**Directions for this task:** Gather all lines with the word "plain" in them.

Saved entries:
— begin —
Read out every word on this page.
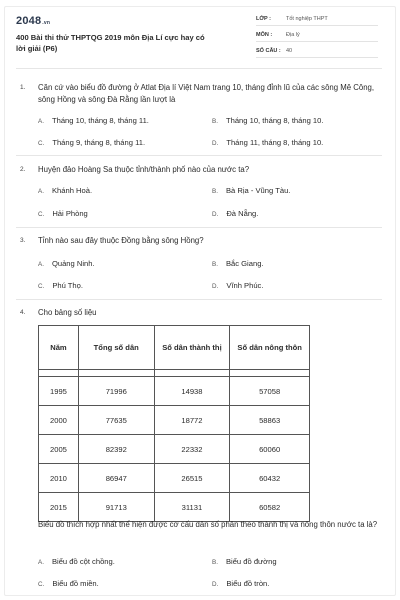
2048.vn
400 Bài thi thử THPTQG 2019 môn Địa Lí cực hay có lời giải (P6)
LỚP :	Tốt nghiệp THPT
MÔN :	Địa lý
SỐ CÂU : 40
1. Căn cứ vào biểu đồ đường ở Atlat Địa lí Việt Nam trang 10, tháng đỉnh lũ của các sông Mê Công, sông Hồng và sông Đà Rằng lần lượt là
A. Tháng 10, tháng 8, tháng 11.	B. Tháng 10, tháng 8, tháng 10.
C. Tháng 9, tháng 8, tháng 11.	D. Tháng 11, tháng 8, tháng 10.
2. Huyện đảo Hoàng Sa thuộc tỉnh/thành phố nào của nước ta?
A. Khánh Hoà.	B. Bà Rịa - Vũng Tàu.
C. Hải Phòng	D. Đà Nẵng.
3. Tỉnh nào sau đây thuộc Đồng bằng sông Hồng?
A. Quảng Ninh.	B. Bắc Giang.
C. Phú Thọ.	D. Vĩnh Phúc.
4. Cho bảng số liệu
Năm	Tổng số dân	Số dân thành thị	Số dân nông thôn

1995	71996	14938	57058
2000	77635	18772	58863
2005	82392	22332	60060
2010	86947	26515	60432
2015	91713	31131	60582
Biểu đồ thích hợp nhất thể hiện được cơ cấu dân số phân theo thành thị và nông thôn nước ta là?
A. Biểu đồ cột chồng.	B. Biểu đồ đường
C. Biểu đồ miền.	D. Biểu đồ tròn.
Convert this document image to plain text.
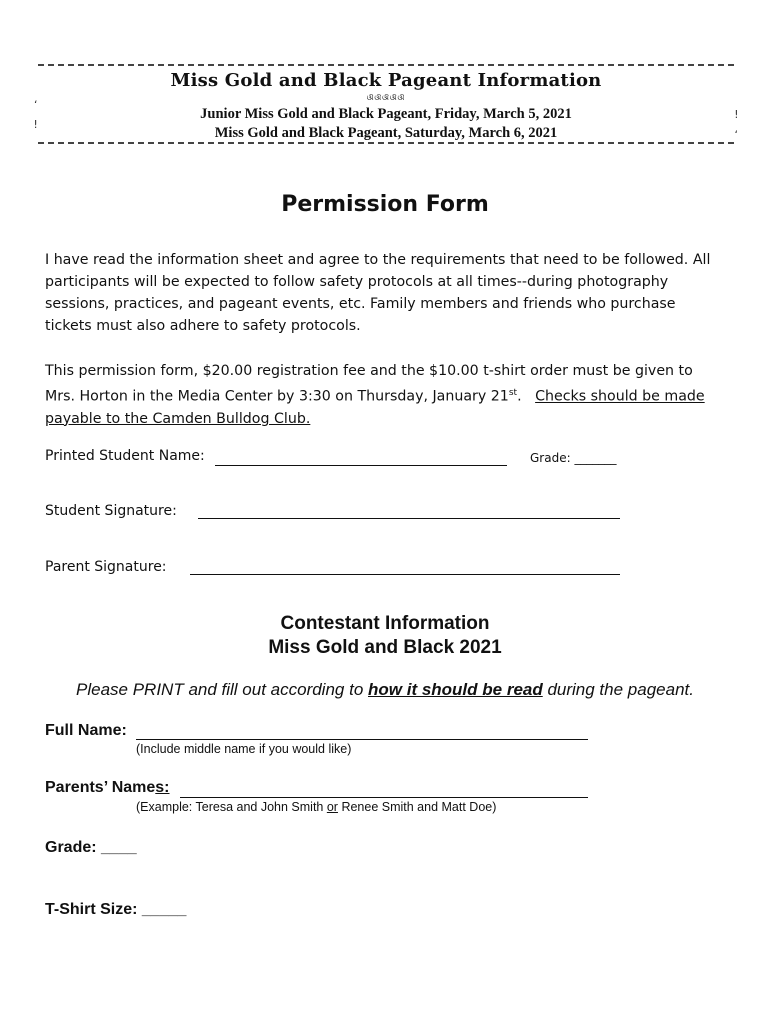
ʻ
ǃ
ǃ
ʻ
Miss Gold and Black Pageant Information
ଔଔଔଔଔ
Junior Miss Gold and Black Pageant, Friday, March 5, 2021
Miss Gold and Black Pageant, Saturday, March 6, 2021
Permission Form
I have read the information sheet and agree to the requirements that need to be followed. All participants will be expected to follow safety protocols at all times--during photography sessions, practices, and pageant events, etc. Family members and friends who purchase tickets must also adhere to safety protocols.
This permission form, $20.00 registration fee and the $10.00 t-shirt order must be given to Mrs. Horton in the Media Center by 3:30 on Thursday, January 21st.   Checks should be made payable to the Camden Bulldog Club.
Printed Student Name:	Grade: _______
Student Signature:
Parent Signature:
Contestant Information
Miss Gold and Black 2021
Please PRINT and fill out according to how it should be read during the pageant.
Full Name:
(Include middle name if you would like)
Parents’ Names:
(Example: Teresa and John Smith or Renee Smith and Matt Doe)
Grade: ____
T-Shirt Size: _____
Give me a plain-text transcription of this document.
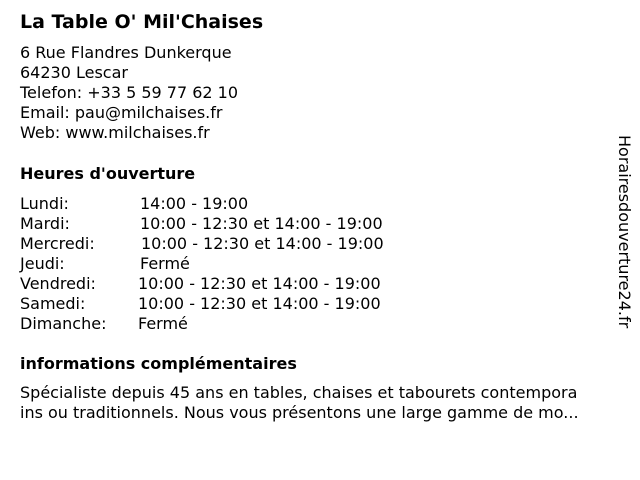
La Table O' Mil'Chaises
6 Rue Flandres Dunkerque
64230 Lescar
Telefon: +33 5 59 77 62 10
Email: pau@milchaises.fr
Web: www.milchaises.fr
Heures d'ouverture
Lundi:	14:00 - 19:00
Mardi:	10:00 - 12:30 et 14:00 - 19:00
Mercredi:	10:00 - 12:30 et 14:00 - 19:00
Jeudi:	Fermé
Vendredi:	10:00 - 12:30 et 14:00 - 19:00
Samedi:	10:00 - 12:30 et 14:00 - 19:00
Dimanche: Fermé
informations complémentaires
Spécialiste depuis 45 ans en tables, chaises et tabourets contempora
ins ou traditionnels. Nous vous présentons une large gamme de mo...
Horairesdouverture24.fr
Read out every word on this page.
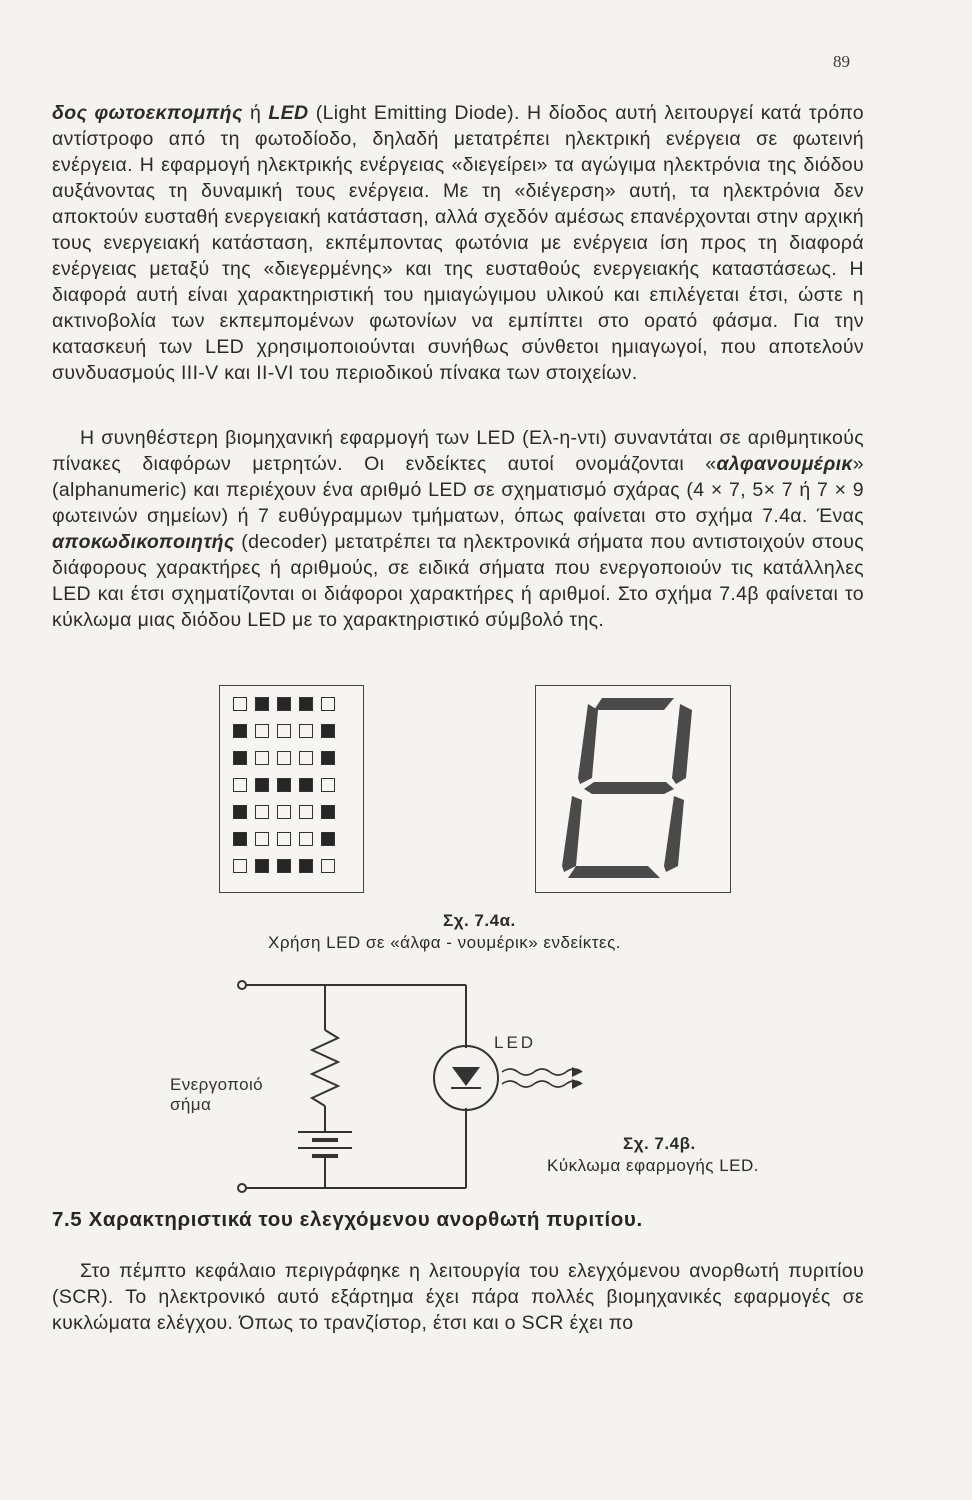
89

δος φωτοεκπομπής ή LED (Light Emitting Diode). Η δίοδος αυτή λειτουργεί κατά τρόπο αντίστροφο από τη φωτοδίοδο, δηλαδή μετατρέπει ηλεκτρική ενέργεια σε φωτεινή ενέργεια. Η εφαρμογή ηλεκτρικής ενέργειας «διεγείρει» τα αγώγιμα ηλεκτρόνια της διόδου αυξάνοντας τη δυναμική τους ενέργεια. Με τη «διέγερση» αυτή, τα ηλεκτρόνια δεν αποκτούν ευσταθή ενεργειακή κατάσταση, αλλά σχεδόν αμέσως επανέρχονται στην αρχική τους ενεργειακή κατάσταση, εκπέμποντας φωτόνια με ενέργεια ίση προς τη διαφορά ενέργειας μεταξύ της «διεγερμένης» και της ευσταθούς ενεργειακής καταστάσεως. Η διαφορά αυτή είναι χαρακτηριστική του ημιαγώγιμου υλικού και επιλέγεται έτσι, ώστε η ακτινοβολία των εκπεμπομένων φωτονίων να εμπίπτει στο ορατό φάσμα. Για την κατασκευή των LED χρησιμοποιούνται συνήθως σύνθετοι ημιαγωγοί, που αποτελούν συνδυασμούς III-V και II-VI του περιοδικού πίνακα των στοιχείων.

Η συνηθέστερη βιομηχανική εφαρμογή των LED (Ελ-η-ντι) συναντάται σε αριθμητικούς πίνακες διαφόρων μετρητών. Οι ενδείκτες αυτοί ονομάζονται «αλφανουμέρικ» (alphanumeric) και περιέχουν ένα αριθμό LED σε σχηματισμό σχάρας (4 × 7, 5× 7 ή 7 × 9 φωτεινών σημείων) ή 7 ευθύγραμμων τμήματων, όπως φαίνεται στο σχήμα 7.4α. Ένας αποκωδικοποιητής (decoder) μετατρέπει τα ηλεκτρονικά σήματα που αντιστοιχούν στους διάφορους χαρακτήρες ή αριθμούς, σε ειδικά σήματα που ενεργοποιούν τις κατάλληλες LED και έτσι σχηματίζονται οι διάφοροι χαρακτήρες ή αριθμοί. Στο σχήμα 7.4β φαίνεται το κύκλωμα μιας διόδου LED με το χαρακτηριστικό σύμβολό της.

Σχ. 7.4α.
Χρήση LED σε «άλφα - νουμέρικ» ενδείκτες.
Ενεργοποιό
σήμα
LED
Σχ. 7.4β.
Κύκλωμα εφαρμογής LED.
7.5 Χαρακτηριστικά του ελεγχόμενου ανορθωτή πυριτίου.

Στο πέμπτο κεφάλαιο περιγράφηκε η λειτουργία του ελεγχόμενου ανορθωτή πυριτίου (SCR). Το ηλεκτρονικό αυτό εξάρτημα έχει πάρα πολλές βιομηχανικές εφαρμογές σε κυκλώματα ελέγχου. Όπως το τρανζίστορ, έτσι και ο SCR έχει πο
— end —
**Output for this exercise:**
Convert this document image to plain text.
Give me a plain-text transcription of this document.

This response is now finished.